__Prompt__
The data below should be restated word for word, with every picture omitted.

__Provided records__
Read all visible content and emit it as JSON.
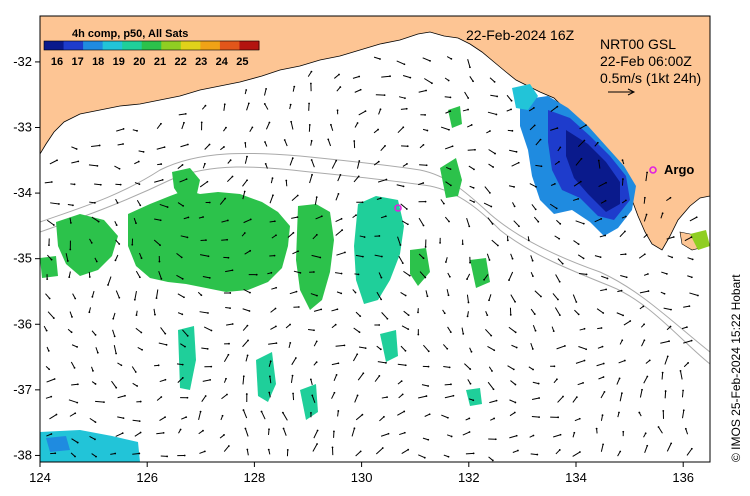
{
  "legend": {
    "title": "4h comp, p50, All Sats",
    "ticks": [
      "16",
      "17",
      "18",
      "19",
      "20",
      "21",
      "22",
      "23",
      "24",
      "25"
    ],
    "colors": [
      "#0a1a8c",
      "#1e3ccc",
      "#1f8be0",
      "#22c4d8",
      "#1fcf9a",
      "#2cc24b",
      "#8fce22",
      "#e0d21a",
      "#f0a216",
      "#e2561a",
      "#b3140f"
    ]
  },
  "date_label": "22-Feb-2024 16Z",
  "current_info": {
    "line1": "NRT00 GSL",
    "line2": "22-Feb 06:00Z",
    "line3": "0.5m/s (1kt 24h)"
  },
  "argo": {
    "label": "Argo",
    "color": "#e020e0"
  },
  "credit": "© IMOS 25-Feb-2024 15:22 Hobart",
  "x_axis": {
    "ticks": [
      "124",
      "126",
      "128",
      "130",
      "132",
      "134",
      "136"
    ],
    "range": [
      124,
      136.5
    ]
  },
  "y_axis": {
    "ticks": [
      "-32",
      "-33",
      "-34",
      "-35",
      "-36",
      "-37",
      "-38"
    ],
    "range": [
      -38.1,
      -31.3
    ]
  },
  "colors": {
    "land": "#fdc594",
    "ocean": "#ffffff",
    "bathymetry": "#aaaaaa",
    "vector": "#000000"
  }
}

__Task output__
Read all visible content and emit it as JSON.
{
  "legend": {
    "title": "4h comp, p50, All Sats",
    "ticks": [
      "16",
      "17",
      "18",
      "19",
      "20",
      "21",
      "22",
      "23",
      "24",
      "25"
    ],
    "colors": [
      "#0a1a8c",
      "#1e3ccc",
      "#1f8be0",
      "#22c4d8",
      "#1fcf9a",
      "#2cc24b",
      "#8fce22",
      "#e0d21a",
      "#f0a216",
      "#e2561a",
      "#b3140f"
    ]
  },
  "date_label": "22-Feb-2024 16Z",
  "current_info": {
    "line1": "NRT00 GSL",
    "line2": "22-Feb 06:00Z",
    "line3": "0.5m/s (1kt 24h)"
  },
  "argo": {
    "label": "Argo",
    "color": "#e020e0"
  },
  "credit": "© IMOS 25-Feb-2024 15:22 Hobart",
  "x_axis": {
    "ticks": [
      "124",
      "126",
      "128",
      "130",
      "132",
      "134",
      "136"
    ],
    "range": [
      124,
      136.5
    ]
  },
  "y_axis": {
    "ticks": [
      "-32",
      "-33",
      "-34",
      "-35",
      "-36",
      "-37",
      "-38"
    ],
    "range": [
      -38.1,
      -31.3
    ]
  },
  "colors": {
    "land": "#fdc594",
    "ocean": "#ffffff",
    "bathymetry": "#aaaaaa",
    "vector": "#000000"
  }
}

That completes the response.